• Records from a data source:
◇ ◇ ◇ ◇

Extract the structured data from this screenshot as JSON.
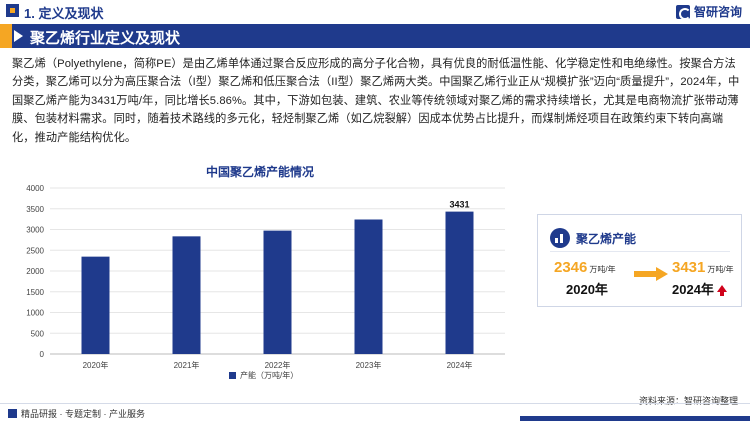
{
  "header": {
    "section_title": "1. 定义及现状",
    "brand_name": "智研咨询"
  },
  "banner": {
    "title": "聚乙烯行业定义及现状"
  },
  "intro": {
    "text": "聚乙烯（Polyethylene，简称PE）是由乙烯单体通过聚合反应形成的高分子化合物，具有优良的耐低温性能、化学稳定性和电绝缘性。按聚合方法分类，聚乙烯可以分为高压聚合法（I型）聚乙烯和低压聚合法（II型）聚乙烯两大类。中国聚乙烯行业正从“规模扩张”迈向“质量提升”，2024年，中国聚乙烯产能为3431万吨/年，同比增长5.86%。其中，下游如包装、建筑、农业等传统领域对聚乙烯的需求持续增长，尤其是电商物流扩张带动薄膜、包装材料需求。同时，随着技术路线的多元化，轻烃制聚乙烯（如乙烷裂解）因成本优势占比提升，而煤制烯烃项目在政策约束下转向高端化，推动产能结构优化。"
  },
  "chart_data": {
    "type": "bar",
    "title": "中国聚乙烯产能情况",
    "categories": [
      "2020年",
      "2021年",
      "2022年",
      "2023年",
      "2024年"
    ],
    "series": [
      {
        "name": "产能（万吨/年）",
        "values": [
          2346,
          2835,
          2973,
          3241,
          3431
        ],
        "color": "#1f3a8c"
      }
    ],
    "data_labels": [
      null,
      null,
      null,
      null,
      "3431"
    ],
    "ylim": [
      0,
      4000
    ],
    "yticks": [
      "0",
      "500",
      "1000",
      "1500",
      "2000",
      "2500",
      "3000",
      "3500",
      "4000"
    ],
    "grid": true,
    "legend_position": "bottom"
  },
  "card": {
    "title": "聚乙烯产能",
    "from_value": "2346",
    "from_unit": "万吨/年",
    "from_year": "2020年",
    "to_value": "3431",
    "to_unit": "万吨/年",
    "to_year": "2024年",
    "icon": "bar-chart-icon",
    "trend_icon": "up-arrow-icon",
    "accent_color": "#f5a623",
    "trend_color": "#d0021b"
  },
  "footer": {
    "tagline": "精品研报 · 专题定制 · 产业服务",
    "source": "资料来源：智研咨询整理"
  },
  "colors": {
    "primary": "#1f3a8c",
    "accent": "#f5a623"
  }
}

◇ ◇ ◇ ◇

• TO BE DONE: Find and copy every line in the entries above where the string "icon" occurs.

• WRITTEN SOLUTION:
    "icon": "bar-chart-icon",
    "trend_icon": "up-arrow-icon",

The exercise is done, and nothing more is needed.